→ REQUIREMENT: Retype the records that come next, word for word.

→ EXERCISE MATERIALS:
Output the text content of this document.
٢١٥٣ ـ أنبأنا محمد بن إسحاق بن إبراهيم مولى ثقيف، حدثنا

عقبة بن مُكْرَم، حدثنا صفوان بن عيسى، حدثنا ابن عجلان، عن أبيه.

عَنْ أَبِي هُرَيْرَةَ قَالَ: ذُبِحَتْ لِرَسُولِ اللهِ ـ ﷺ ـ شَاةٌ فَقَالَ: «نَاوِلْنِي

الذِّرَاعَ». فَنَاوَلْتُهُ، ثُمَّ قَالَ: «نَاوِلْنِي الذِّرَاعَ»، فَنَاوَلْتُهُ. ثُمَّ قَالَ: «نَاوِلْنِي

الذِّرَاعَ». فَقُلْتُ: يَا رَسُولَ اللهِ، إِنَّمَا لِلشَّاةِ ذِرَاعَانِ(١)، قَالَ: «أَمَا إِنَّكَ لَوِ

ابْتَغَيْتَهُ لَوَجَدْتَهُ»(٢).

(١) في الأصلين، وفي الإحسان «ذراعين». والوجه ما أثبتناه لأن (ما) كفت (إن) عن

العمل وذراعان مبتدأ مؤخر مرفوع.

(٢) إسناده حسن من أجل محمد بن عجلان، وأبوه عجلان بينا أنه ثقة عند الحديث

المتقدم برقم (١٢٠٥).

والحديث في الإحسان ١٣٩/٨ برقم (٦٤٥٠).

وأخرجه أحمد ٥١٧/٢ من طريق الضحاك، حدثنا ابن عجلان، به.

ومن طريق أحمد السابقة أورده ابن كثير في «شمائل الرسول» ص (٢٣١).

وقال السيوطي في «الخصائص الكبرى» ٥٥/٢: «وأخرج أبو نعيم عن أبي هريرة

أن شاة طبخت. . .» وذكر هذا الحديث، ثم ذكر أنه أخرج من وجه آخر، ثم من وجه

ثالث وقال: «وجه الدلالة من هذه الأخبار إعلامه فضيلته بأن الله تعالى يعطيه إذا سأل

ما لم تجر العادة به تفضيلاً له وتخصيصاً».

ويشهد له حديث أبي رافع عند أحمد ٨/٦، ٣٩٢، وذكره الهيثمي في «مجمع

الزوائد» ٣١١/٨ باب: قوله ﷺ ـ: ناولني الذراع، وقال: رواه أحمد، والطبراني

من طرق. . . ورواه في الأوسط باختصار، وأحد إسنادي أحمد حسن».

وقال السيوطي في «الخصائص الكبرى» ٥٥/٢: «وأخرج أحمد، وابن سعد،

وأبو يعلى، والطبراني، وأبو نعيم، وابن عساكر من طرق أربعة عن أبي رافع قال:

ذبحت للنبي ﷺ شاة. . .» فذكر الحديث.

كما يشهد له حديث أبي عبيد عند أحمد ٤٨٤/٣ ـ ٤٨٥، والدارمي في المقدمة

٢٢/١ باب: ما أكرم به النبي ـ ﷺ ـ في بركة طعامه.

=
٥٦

→ TASK RESULT:
Output the text content of this document.
٢١٥٣ ـ أنبأنا محمد بن إسحاق بن إبراهيم مولى ثقيف، حدثنا

عقبة بن مُكْرَم، حدثنا صفوان بن عيسى، حدثنا ابن عجلان، عن أبيه.

عَنْ أَبِي هُرَيْرَةَ قَالَ: ذُبِحَتْ لِرَسُولِ اللهِ ـ ﷺ ـ شَاةٌ فَقَالَ: «نَاوِلْنِي

الذِّرَاعَ». فَنَاوَلْتُهُ، ثُمَّ قَالَ: «نَاوِلْنِي الذِّرَاعَ»، فَنَاوَلْتُهُ. ثُمَّ قَالَ: «نَاوِلْنِي

الذِّرَاعَ». فَقُلْتُ: يَا رَسُولَ اللهِ، إِنَّمَا لِلشَّاةِ ذِرَاعَانِ(١)، قَالَ: «أَمَا إِنَّكَ لَوِ

ابْتَغَيْتَهُ لَوَجَدْتَهُ»(٢).

(١) في الأصلين، وفي الإحسان «ذراعين». والوجه ما أثبتناه لأن (ما) كفت (إن) عن

العمل وذراعان مبتدأ مؤخر مرفوع.

(٢) إسناده حسن من أجل محمد بن عجلان، وأبوه عجلان بينا أنه ثقة عند الحديث

المتقدم برقم (١٢٠٥).

والحديث في الإحسان ١٣٩/٨ برقم (٦٤٥٠).

وأخرجه أحمد ٥١٧/٢ من طريق الضحاك، حدثنا ابن عجلان، به.

ومن طريق أحمد السابقة أورده ابن كثير في «شمائل الرسول» ص (٢٣١).

وقال السيوطي في «الخصائص الكبرى» ٥٥/٢: «وأخرج أبو نعيم عن أبي هريرة

أن شاة طبخت. . .» وذكر هذا الحديث، ثم ذكر أنه أخرج من وجه آخر، ثم من وجه

ثالث وقال: «وجه الدلالة من هذه الأخبار إعلامه فضيلته بأن الله تعالى يعطيه إذا سأل

ما لم تجر العادة به تفضيلاً له وتخصيصاً».

ويشهد له حديث أبي رافع عند أحمد ٨/٦، ٣٩٢، وذكره الهيثمي في «مجمع

الزوائد» ٣١١/٨ باب: قوله ﷺ ـ: ناولني الذراع، وقال: رواه أحمد، والطبراني

من طرق. . . ورواه في الأوسط باختصار، وأحد إسنادي أحمد حسن».

وقال السيوطي في «الخصائص الكبرى» ٥٥/٢: «وأخرج أحمد، وابن سعد،

وأبو يعلى، والطبراني، وأبو نعيم، وابن عساكر من طرق أربعة عن أبي رافع قال:

ذبحت للنبي ﷺ شاة. . .» فذكر الحديث.

كما يشهد له حديث أبي عبيد عند أحمد ٤٨٤/٣ ـ ٤٨٥، والدارمي في المقدمة

٢٢/١ باب: ما أكرم به النبي ـ ﷺ ـ في بركة طعامه.

=
٥٦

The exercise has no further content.